### WHAT IS BEING ASKED
Reproduce the records below in full and without edits, omitting images.

### MATERIAL PROVIDED
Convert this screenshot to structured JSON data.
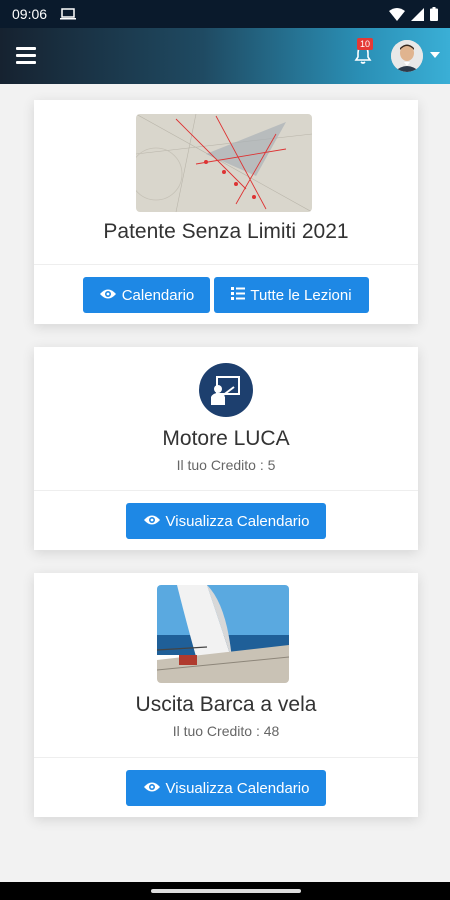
{
  "status_bar": {
    "time": "09:06"
  },
  "app_bar": {
    "notification_count": "10"
  },
  "cards": [
    {
      "title": "Patente Senza Limiti 2021",
      "buttons": [
        "Calendario",
        "Tutte le Lezioni"
      ]
    },
    {
      "title": "Motore LUCA",
      "credit": "Il tuo Credito : 5",
      "button": "Visualizza Calendario"
    },
    {
      "title": "Uscita Barca a vela",
      "credit": "Il tuo Credito : 48",
      "button": "Visualizza Calendario"
    }
  ],
  "colors": {
    "primary_button": "#1e88e5",
    "icon_circle": "#1d3f6e",
    "badge": "#e53935"
  }
}
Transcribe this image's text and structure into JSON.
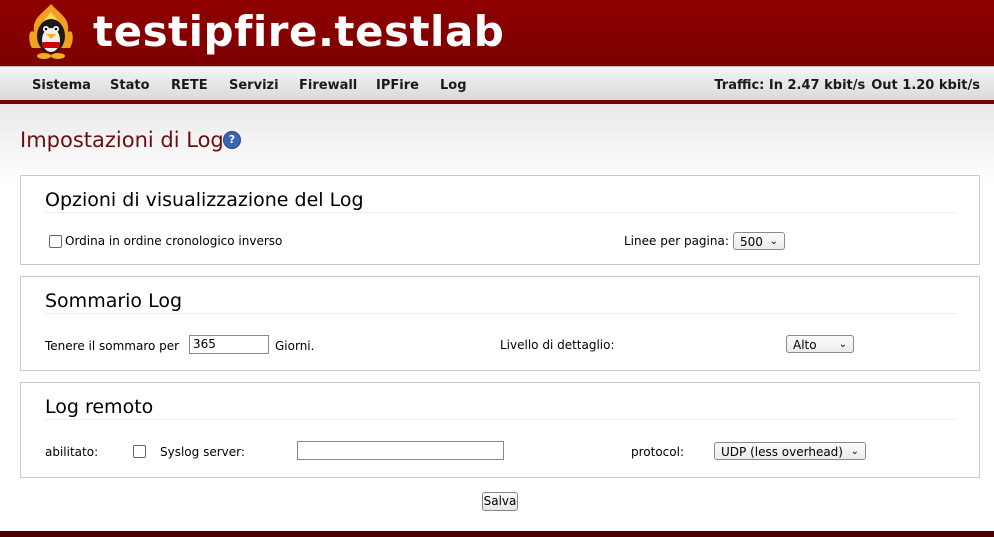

### CORRECT RESPONSE
Convert this screenshot to structured JSON data.
{
  "status_bar": {
    "time": "09:06"
  },
  "app_bar": {
    "notification_count": "10"
  },
  "cards": [
    {
      "title": "Patente Senza Limiti 2021",
      "buttons": [
        "Calendario",
        "Tutte le Lezioni"
      ]
    },
    {
      "title": "Motore LUCA",
      "credit": "Il tuo Credito : 5",
      "button": "Visualizza Calendario"
    },
    {
      "title": "Uscita Barca a vela",
      "credit": "Il tuo Credito : 48",
      "button": "Visualizza Calendario"
    }
  ],
  "colors": {
    "primary_button": "#1e88e5",
    "icon_circle": "#1d3f6e",
    "badge": "#e53935"
  }
}
Transcribe this image's text and structure into JSON.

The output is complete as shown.